[Assignment 1]
According to the passage on modeling pup death data, why were litter-specific covariates left out of the nested dichotomous model runs?
[Assignment 2]
Carry on the passage on modeling pup death data from its last sentence.

[[ Extracted text, beginning ]]

The pup death endpoint was analyzed using BMDS 2.7 because it contains the larger suite of nested
dichotomous models. To assess intra-litter correlations (ILC) BMDS nested dichotomous models were
run two ways, with ILC coefficients estimated and with ILC coefficients assumed to be zero. Because
potential litter-specific covariates (LSCs) such as dam BW are affected by dose, LSCs were not assessed
in the BMDS nested dichotomous model runs. The following nested dichotomous models and general
modeling options were used to the pup death incidence data.

[[ Extracted text, end ]]
[[ Excerpted data, beginning ]]

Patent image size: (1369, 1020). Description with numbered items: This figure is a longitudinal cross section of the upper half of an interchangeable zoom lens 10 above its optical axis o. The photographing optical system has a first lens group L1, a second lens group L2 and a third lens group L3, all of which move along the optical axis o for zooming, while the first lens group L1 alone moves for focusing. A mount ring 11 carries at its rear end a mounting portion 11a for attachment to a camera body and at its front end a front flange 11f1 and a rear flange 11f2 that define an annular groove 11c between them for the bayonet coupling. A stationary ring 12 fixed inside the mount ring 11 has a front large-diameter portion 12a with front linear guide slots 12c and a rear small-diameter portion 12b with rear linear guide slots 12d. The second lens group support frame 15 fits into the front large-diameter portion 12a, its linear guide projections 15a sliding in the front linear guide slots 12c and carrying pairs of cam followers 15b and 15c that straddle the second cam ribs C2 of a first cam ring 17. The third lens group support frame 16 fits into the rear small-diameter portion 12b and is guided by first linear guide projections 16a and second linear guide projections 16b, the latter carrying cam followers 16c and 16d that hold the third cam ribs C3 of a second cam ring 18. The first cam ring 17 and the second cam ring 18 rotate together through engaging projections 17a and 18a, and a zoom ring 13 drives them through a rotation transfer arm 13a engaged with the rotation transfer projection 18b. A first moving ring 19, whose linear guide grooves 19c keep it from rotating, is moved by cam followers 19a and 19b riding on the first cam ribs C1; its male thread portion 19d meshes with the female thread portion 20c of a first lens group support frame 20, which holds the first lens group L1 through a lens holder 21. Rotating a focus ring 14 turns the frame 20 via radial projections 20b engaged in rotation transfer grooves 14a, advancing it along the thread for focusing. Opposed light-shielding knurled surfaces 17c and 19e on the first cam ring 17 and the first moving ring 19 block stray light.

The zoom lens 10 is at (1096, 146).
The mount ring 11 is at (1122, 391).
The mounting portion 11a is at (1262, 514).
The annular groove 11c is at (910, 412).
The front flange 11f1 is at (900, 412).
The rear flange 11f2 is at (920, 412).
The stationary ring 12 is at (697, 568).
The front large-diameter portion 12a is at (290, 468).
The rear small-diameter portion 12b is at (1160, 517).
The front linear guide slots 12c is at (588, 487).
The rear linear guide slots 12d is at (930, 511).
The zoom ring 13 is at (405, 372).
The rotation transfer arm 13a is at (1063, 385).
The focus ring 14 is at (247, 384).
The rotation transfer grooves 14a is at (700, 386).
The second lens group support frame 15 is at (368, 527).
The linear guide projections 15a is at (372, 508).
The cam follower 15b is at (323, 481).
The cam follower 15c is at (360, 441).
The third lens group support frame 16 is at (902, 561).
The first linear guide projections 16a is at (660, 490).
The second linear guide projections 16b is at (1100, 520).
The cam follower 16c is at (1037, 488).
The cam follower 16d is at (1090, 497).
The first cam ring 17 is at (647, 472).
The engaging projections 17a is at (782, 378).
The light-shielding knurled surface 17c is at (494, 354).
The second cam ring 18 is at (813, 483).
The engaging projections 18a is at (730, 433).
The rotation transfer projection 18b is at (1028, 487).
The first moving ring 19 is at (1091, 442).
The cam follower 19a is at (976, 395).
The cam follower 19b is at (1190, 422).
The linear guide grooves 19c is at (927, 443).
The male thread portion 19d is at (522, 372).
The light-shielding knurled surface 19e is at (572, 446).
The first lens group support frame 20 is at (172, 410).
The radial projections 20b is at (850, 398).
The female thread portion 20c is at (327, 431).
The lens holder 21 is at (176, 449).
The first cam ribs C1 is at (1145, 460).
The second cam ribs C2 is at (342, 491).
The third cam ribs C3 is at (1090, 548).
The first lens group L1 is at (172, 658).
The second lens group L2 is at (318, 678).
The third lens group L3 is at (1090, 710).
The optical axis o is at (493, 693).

[[ Excerpted data, end ]]

[Written response 1]
Potential litter-specific covariates such as dam BW are affected by dose.

[Written response 2]
Nested Dichotomous Models Applied to Pup Death Response7:
• NLogistic - Nested Logistic model with ILC coefficients assumed to be 0
• NLogistic-ILC - Nested Logistic model with ILC coefficients estimated
• NCTR - National Center for Toxicological Research model with ILC coefficients assumed to be
0
• NCTR-ILC - NCTR model with ILC coefficients estimated
• RaiVR - Rai and Van Ryzin model with ILC coefficients assumed to be 0
• RaiVR-ILC - Rai and Van Ryzin model with ILC coefficients estimated
General Model Options Used for Pup Death Nested Dichotomous Response:
• Benchmark Response (BMR): 10% (not shown in report), 5% and 1% Extra Risk
• Confidence Level: 0.95
• Background: Estimated
7 As indicated in the tables in 2.6, the NLogistic model is generally preferred because it has received the more extensive QA
testing, but the NCTR and RaiVR models are provided as alternative models.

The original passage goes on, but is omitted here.